start Information provided

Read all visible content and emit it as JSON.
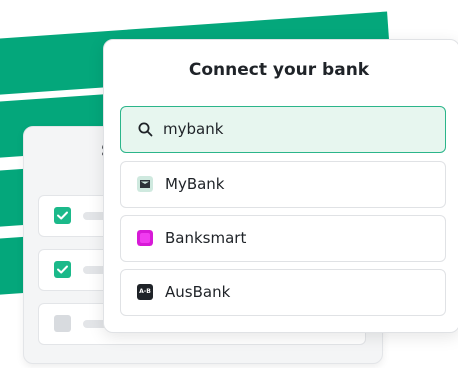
{
  "colors": {
    "brand_green": "#04a77b",
    "check_green": "#1bb98a",
    "search_border": "#2bb58a",
    "search_bg": "#e7f6ef",
    "banksmart_magenta": "#d71ad7"
  },
  "background_card": {
    "title_fragment": "S",
    "rows": [
      {
        "checked": true
      },
      {
        "checked": true
      },
      {
        "checked": false
      }
    ]
  },
  "dialog": {
    "title": "Connect your bank",
    "search": {
      "icon": "search-icon",
      "value": "mybank"
    },
    "banks": [
      {
        "name": "MyBank",
        "logo": "mybank-logo-icon"
      },
      {
        "name": "Banksmart",
        "logo": "banksmart-logo-icon"
      },
      {
        "name": "AusBank",
        "logo": "ausbank-logo-icon",
        "logo_text": "A-B"
      }
    ]
  }
}
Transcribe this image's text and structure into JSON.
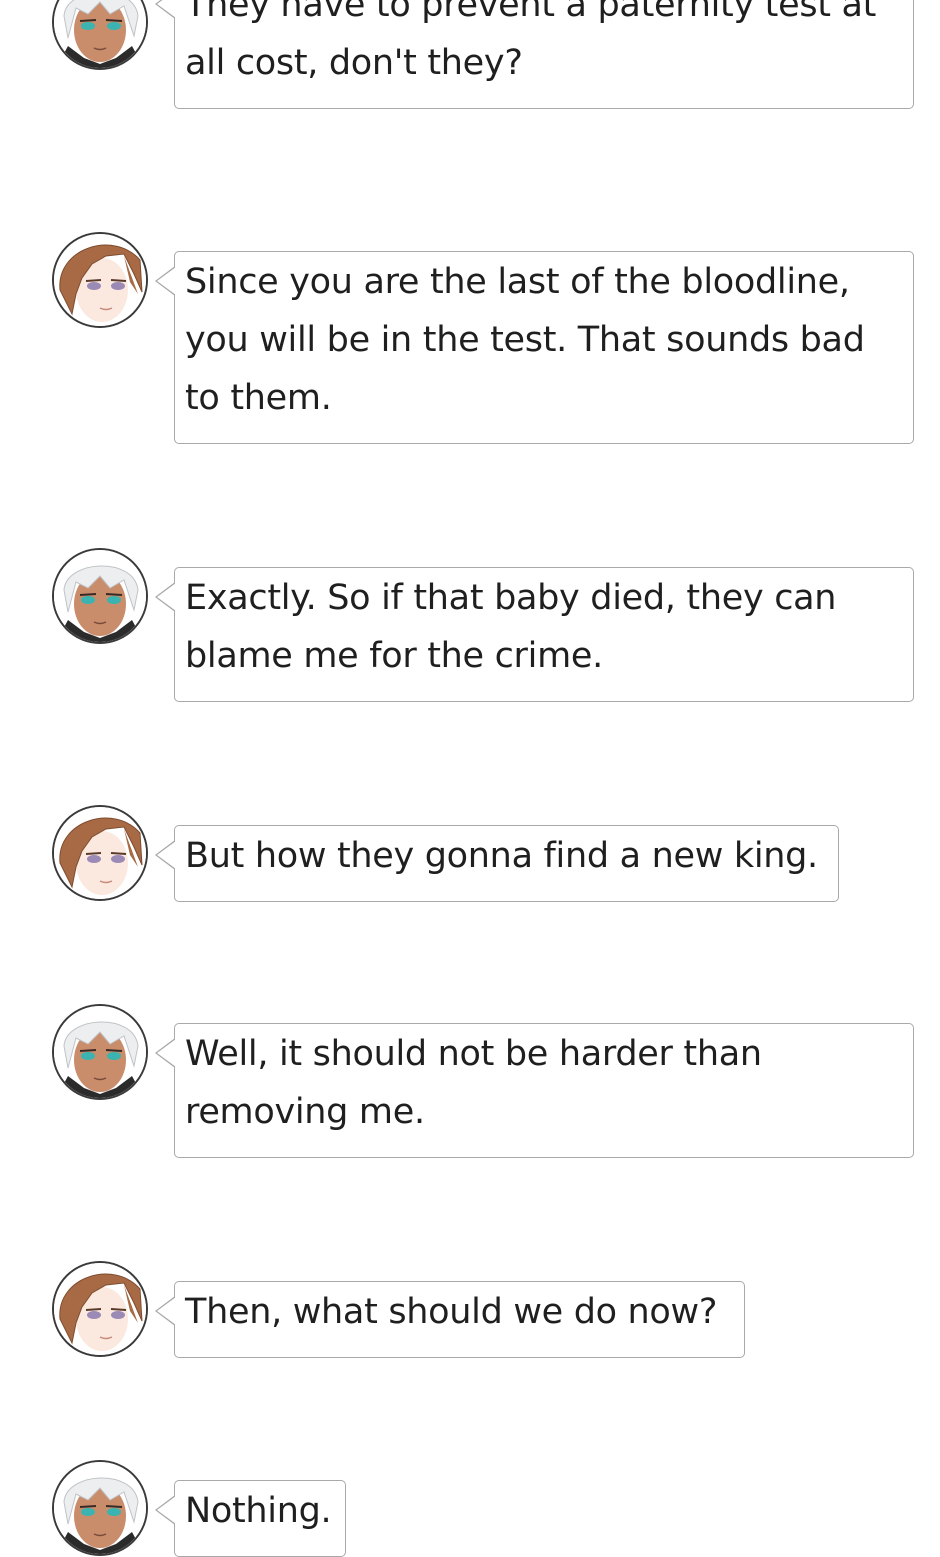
{
  "messages": [
    {
      "speaker": "white-haired-character",
      "text": "They have to prevent a paternity test at all cost, don't they?"
    },
    {
      "speaker": "brown-haired-character",
      "text": "Since you are the last of the bloodline, you will be in the test. That sounds bad to them."
    },
    {
      "speaker": "white-haired-character",
      "text": "Exactly. So if that baby died, they can blame me for the crime."
    },
    {
      "speaker": "brown-haired-character",
      "text": "But how they gonna find a new king."
    },
    {
      "speaker": "white-haired-character",
      "text": "Well, it should not be harder than removing me."
    },
    {
      "speaker": "brown-haired-character",
      "text": "Then, what should we do now?"
    },
    {
      "speaker": "white-haired-character",
      "text": "Nothing."
    }
  ],
  "colors": {
    "bubble_border": "#a9a9a9",
    "text": "#1f1f1f",
    "avatar_border": "#3a3a3a",
    "white_hair": "#eceef0",
    "brown_hair": "#a86a44",
    "skin_tan": "#c98d6c",
    "skin_light": "#fbe9df",
    "eye_teal": "#3bb3b0",
    "eye_lilac": "#9a8ab5"
  }
}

end Information provided

*Problem details*:
Leave out the pictures and output the rest of the material exactly as written.

*Expected output*:
Read all visible content and emit it as JSON.
{
  "colors": {
    "brand_green": "#04a77b",
    "check_green": "#1bb98a",
    "search_border": "#2bb58a",
    "search_bg": "#e7f6ef",
    "banksmart_magenta": "#d71ad7"
  },
  "background_card": {
    "title_fragment": "S",
    "rows": [
      {
        "checked": true
      },
      {
        "checked": true
      },
      {
        "checked": false
      }
    ]
  },
  "dialog": {
    "title": "Connect your bank",
    "search": {
      "icon": "search-icon",
      "value": "mybank"
    },
    "banks": [
      {
        "name": "MyBank",
        "logo": "mybank-logo-icon"
      },
      {
        "name": "Banksmart",
        "logo": "banksmart-logo-icon"
      },
      {
        "name": "AusBank",
        "logo": "ausbank-logo-icon",
        "logo_text": "A-B"
      }
    ]
  }
}
Transcribe this image's text and structure into JSON.
{
  "messages": [
    {
      "speaker": "white-haired-character",
      "text": "They have to prevent a paternity test at all cost, don't they?"
    },
    {
      "speaker": "brown-haired-character",
      "text": "Since you are the last of the bloodline, you will be in the test. That sounds bad to them."
    },
    {
      "speaker": "white-haired-character",
      "text": "Exactly. So if that baby died, they can blame me for the crime."
    },
    {
      "speaker": "brown-haired-character",
      "text": "But how they gonna find a new king."
    },
    {
      "speaker": "white-haired-character",
      "text": "Well, it should not be harder than removing me."
    },
    {
      "speaker": "brown-haired-character",
      "text": "Then, what should we do now?"
    },
    {
      "speaker": "white-haired-character",
      "text": "Nothing."
    }
  ],
  "colors": {
    "bubble_border": "#a9a9a9",
    "text": "#1f1f1f",
    "avatar_border": "#3a3a3a",
    "white_hair": "#eceef0",
    "brown_hair": "#a86a44",
    "skin_tan": "#c98d6c",
    "skin_light": "#fbe9df",
    "eye_teal": "#3bb3b0",
    "eye_lilac": "#9a8ab5"
  }
}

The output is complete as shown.